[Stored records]
________________________

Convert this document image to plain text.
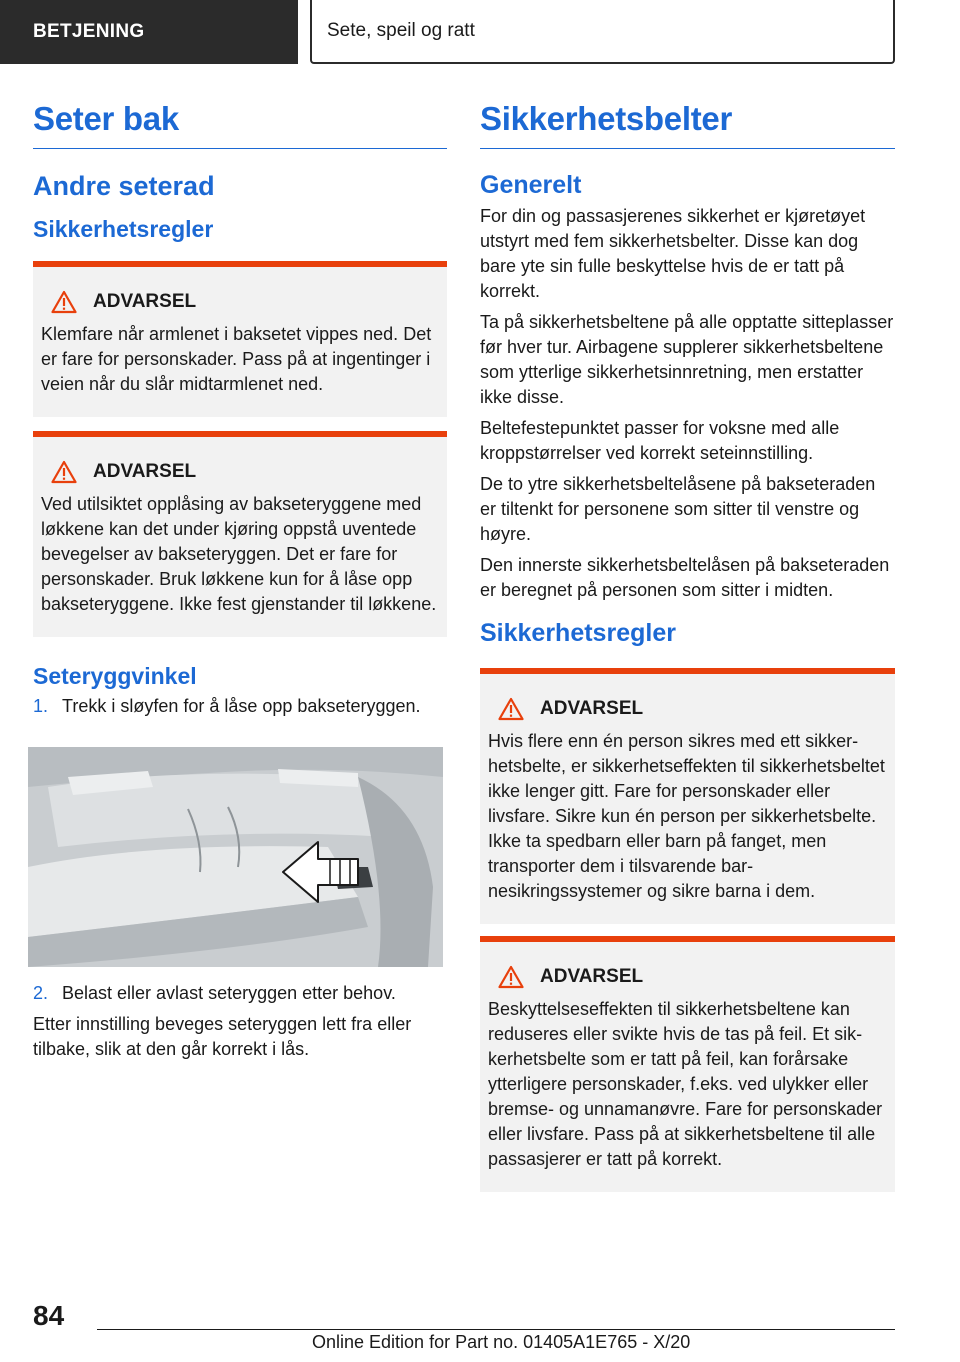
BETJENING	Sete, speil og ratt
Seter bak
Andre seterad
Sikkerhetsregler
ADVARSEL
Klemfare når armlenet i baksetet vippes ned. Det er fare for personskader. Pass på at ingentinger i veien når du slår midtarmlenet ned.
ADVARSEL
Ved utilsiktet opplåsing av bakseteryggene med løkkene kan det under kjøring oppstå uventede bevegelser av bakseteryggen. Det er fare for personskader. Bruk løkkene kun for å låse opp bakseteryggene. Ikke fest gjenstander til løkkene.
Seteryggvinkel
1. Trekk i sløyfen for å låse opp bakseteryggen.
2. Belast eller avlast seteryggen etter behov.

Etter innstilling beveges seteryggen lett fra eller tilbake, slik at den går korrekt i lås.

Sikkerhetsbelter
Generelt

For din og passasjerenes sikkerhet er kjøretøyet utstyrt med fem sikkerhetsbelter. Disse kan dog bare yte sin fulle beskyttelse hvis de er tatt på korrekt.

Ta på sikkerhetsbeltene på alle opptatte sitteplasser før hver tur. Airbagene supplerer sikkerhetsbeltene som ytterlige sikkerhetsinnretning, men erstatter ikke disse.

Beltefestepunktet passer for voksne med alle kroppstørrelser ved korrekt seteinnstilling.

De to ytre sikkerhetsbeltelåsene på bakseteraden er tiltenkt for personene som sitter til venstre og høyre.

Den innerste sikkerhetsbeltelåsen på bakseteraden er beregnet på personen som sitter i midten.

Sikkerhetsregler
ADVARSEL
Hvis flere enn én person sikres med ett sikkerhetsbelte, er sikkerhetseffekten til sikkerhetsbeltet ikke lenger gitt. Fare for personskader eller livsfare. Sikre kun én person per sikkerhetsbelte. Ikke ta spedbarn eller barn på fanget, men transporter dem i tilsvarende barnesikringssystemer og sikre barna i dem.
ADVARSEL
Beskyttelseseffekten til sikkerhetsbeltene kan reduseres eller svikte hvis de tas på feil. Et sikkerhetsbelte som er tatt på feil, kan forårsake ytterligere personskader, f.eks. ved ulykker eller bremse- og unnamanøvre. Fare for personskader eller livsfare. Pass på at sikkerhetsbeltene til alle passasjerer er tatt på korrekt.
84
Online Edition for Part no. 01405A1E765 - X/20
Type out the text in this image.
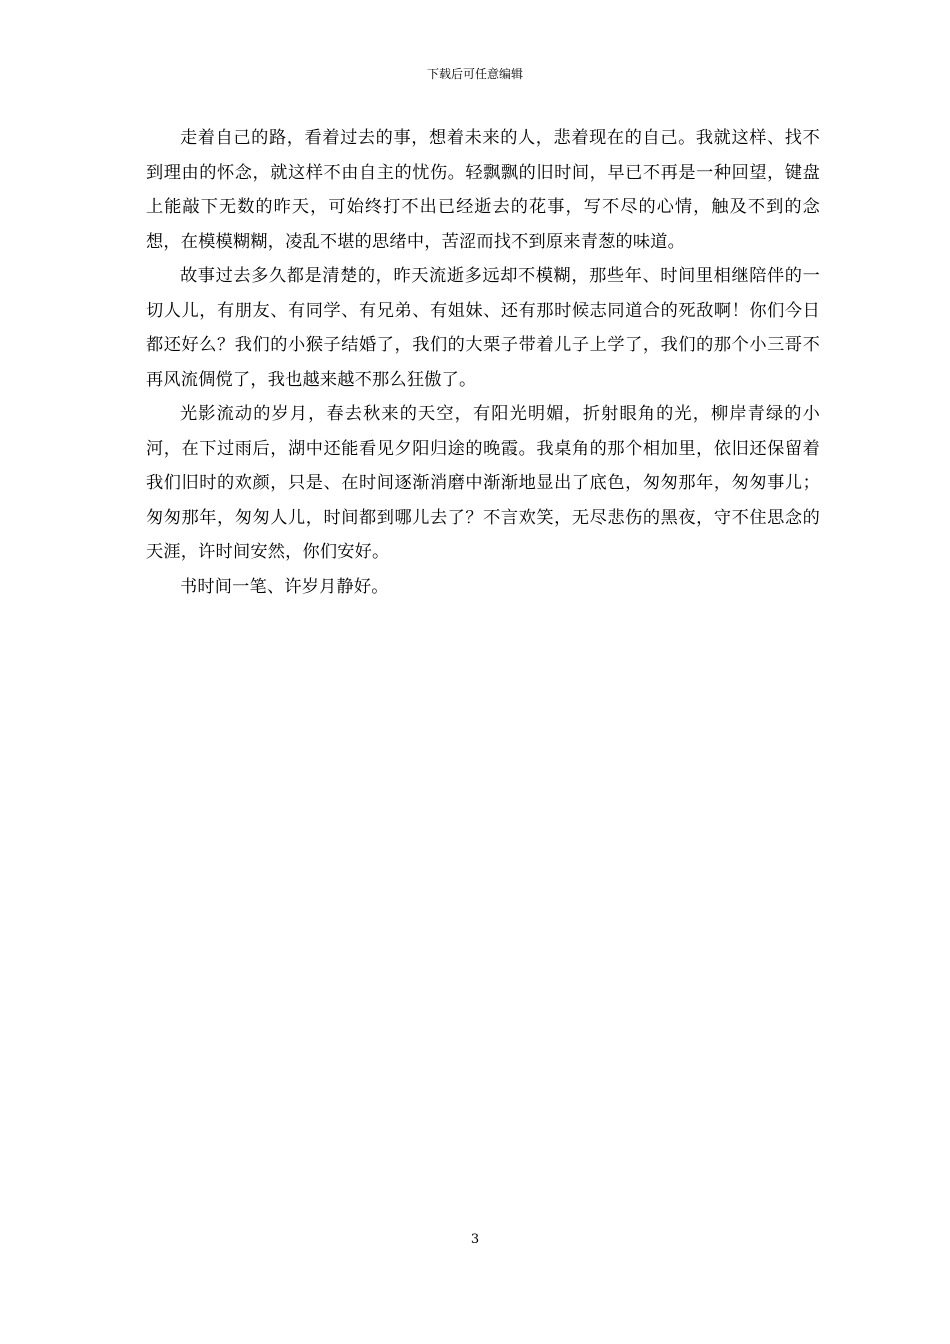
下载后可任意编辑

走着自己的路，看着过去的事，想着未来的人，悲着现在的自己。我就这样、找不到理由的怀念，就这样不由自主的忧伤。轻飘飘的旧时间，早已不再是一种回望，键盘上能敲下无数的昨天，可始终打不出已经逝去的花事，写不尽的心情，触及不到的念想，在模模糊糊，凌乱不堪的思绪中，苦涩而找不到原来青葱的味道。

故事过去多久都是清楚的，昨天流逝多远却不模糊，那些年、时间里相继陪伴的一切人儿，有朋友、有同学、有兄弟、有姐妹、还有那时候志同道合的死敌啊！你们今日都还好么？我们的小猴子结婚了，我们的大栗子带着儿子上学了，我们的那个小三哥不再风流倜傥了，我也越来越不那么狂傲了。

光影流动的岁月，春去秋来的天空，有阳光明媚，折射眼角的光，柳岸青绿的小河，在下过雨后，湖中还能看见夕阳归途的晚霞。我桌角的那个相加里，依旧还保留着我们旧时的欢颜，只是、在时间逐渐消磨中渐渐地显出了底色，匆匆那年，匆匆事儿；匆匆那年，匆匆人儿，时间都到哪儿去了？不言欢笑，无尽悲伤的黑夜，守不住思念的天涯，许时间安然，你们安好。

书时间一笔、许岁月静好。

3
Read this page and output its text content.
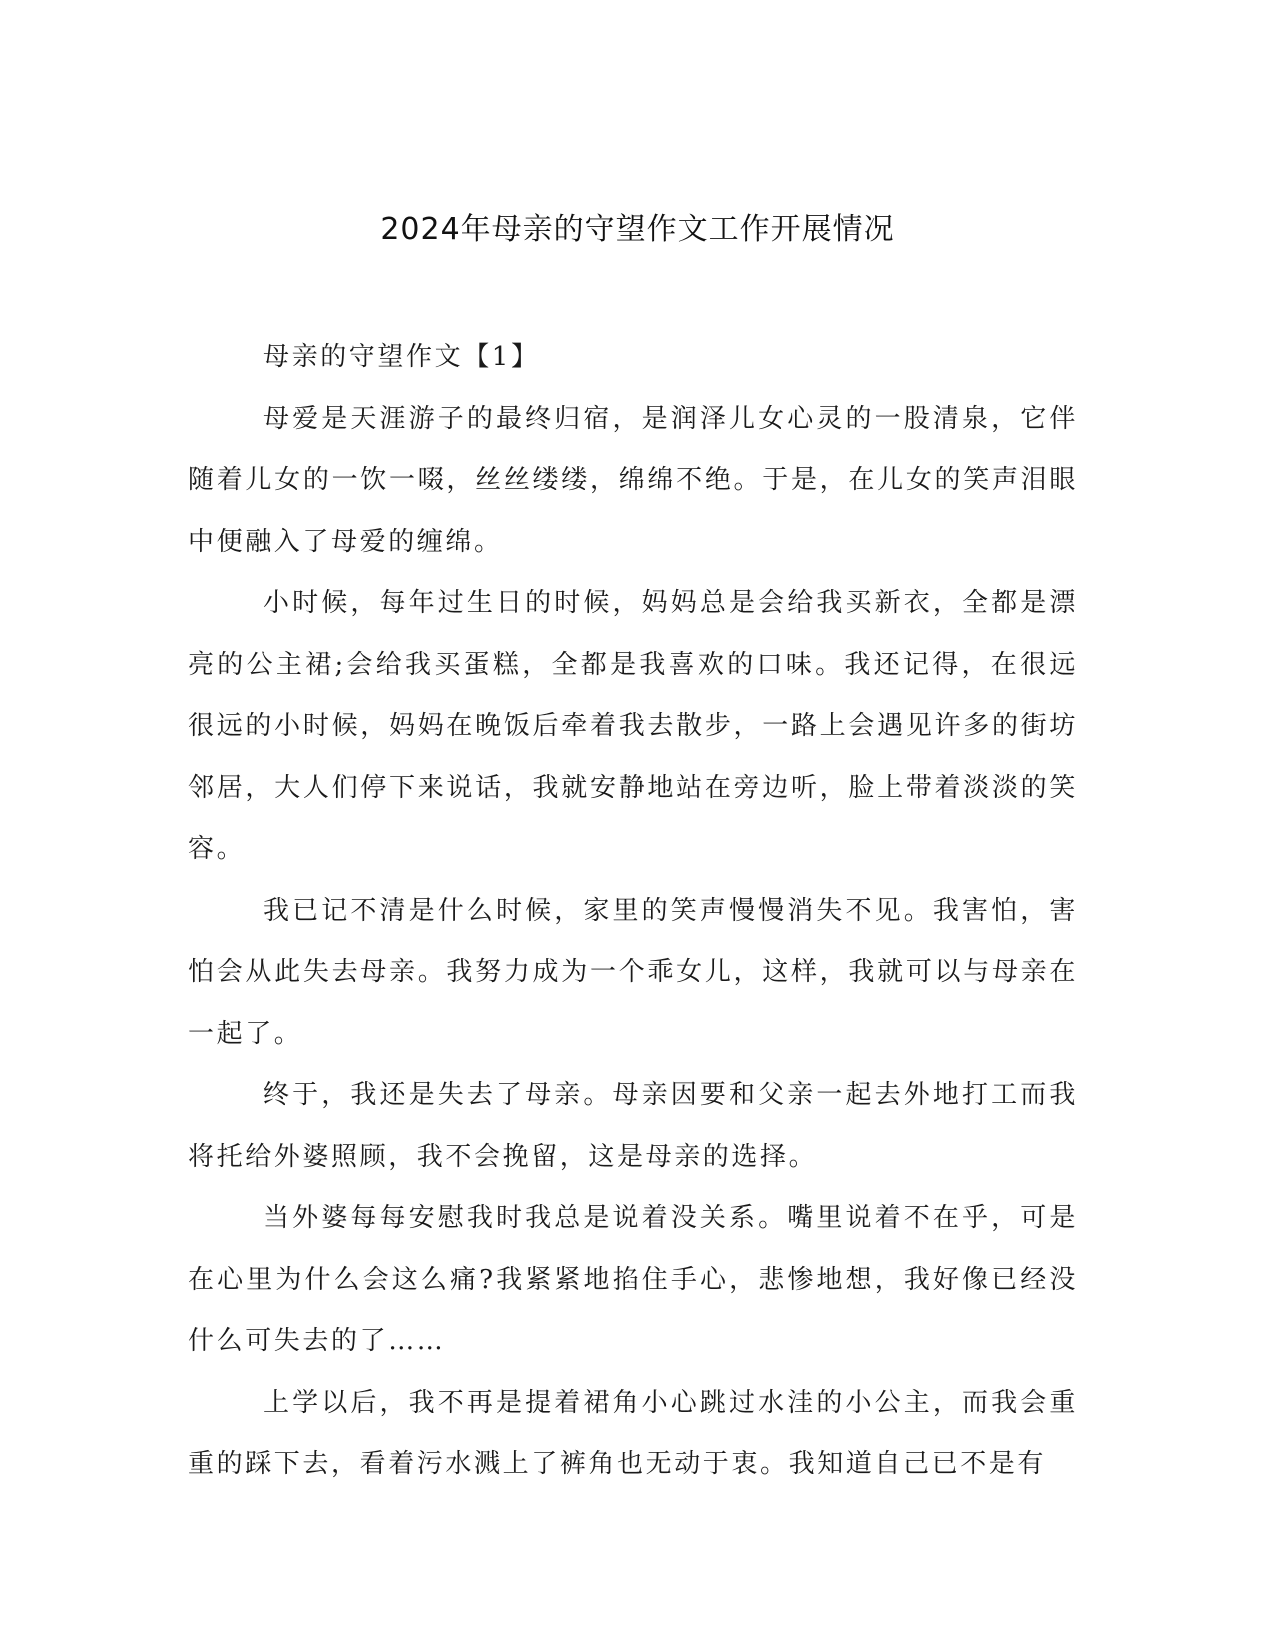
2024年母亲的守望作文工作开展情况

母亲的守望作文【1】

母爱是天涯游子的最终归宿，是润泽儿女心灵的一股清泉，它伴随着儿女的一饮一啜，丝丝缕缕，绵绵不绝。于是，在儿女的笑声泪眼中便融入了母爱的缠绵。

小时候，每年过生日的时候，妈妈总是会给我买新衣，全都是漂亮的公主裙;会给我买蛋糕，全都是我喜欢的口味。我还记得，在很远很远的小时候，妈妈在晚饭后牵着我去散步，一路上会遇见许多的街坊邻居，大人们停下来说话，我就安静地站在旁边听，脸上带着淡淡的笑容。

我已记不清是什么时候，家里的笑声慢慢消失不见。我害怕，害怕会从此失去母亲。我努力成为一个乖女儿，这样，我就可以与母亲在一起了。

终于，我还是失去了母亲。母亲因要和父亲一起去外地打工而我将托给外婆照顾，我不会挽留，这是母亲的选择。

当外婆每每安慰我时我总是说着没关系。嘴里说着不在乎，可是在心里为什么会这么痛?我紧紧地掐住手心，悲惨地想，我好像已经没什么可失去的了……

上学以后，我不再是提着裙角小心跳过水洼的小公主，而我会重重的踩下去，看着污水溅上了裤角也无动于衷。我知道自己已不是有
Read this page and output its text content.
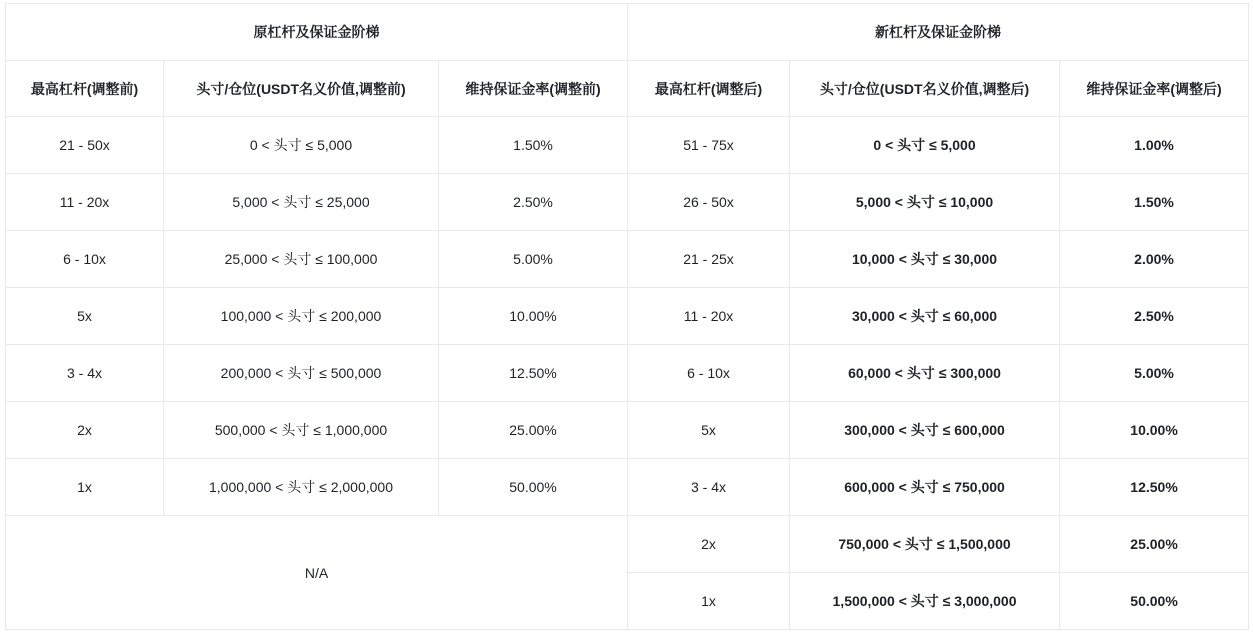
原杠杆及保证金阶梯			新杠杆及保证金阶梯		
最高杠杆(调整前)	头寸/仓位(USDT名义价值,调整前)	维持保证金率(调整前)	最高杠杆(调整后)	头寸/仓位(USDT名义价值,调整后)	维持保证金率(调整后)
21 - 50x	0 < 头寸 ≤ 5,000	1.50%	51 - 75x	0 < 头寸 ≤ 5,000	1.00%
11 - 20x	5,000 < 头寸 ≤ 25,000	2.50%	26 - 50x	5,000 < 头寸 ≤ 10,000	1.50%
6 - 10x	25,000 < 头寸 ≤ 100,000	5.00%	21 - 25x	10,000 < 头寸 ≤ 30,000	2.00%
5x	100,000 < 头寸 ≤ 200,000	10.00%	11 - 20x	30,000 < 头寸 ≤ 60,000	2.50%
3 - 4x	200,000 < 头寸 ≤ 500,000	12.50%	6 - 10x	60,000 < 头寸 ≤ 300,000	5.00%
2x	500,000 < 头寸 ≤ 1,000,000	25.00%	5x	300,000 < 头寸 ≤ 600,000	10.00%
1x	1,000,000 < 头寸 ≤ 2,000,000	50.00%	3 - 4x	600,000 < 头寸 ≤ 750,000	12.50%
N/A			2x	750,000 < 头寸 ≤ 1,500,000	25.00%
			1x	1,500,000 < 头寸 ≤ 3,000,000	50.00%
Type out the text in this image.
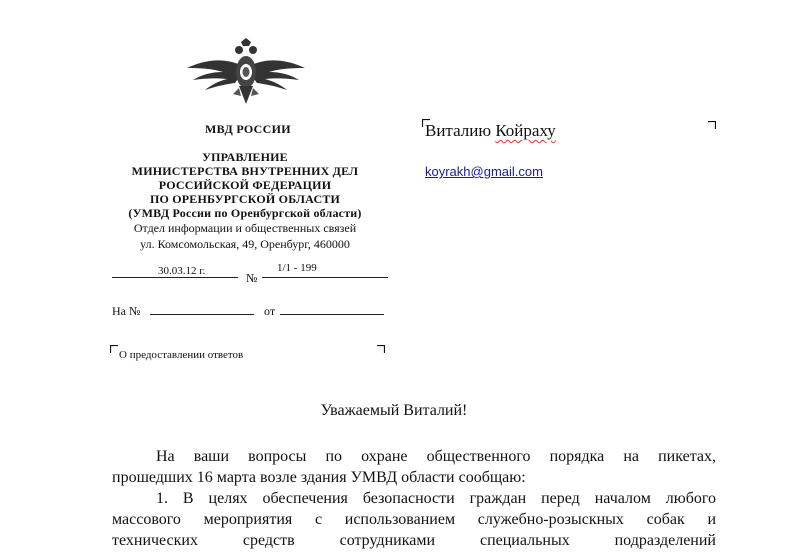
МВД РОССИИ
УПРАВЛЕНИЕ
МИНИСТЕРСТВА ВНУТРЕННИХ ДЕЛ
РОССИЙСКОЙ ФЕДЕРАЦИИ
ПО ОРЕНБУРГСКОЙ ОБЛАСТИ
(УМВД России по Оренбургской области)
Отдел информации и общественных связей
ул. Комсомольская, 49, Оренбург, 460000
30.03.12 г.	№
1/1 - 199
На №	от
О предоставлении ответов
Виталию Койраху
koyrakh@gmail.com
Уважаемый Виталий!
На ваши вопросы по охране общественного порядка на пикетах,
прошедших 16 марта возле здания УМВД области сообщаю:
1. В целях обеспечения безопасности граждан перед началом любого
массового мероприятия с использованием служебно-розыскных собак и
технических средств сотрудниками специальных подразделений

________________________

### Given request
Pull out all lines in the data above that include "УМВД".

### Written answer
(УМВД России по Оренбургской области)
прошедших 16 марта возле здания УМВД области сообщаю:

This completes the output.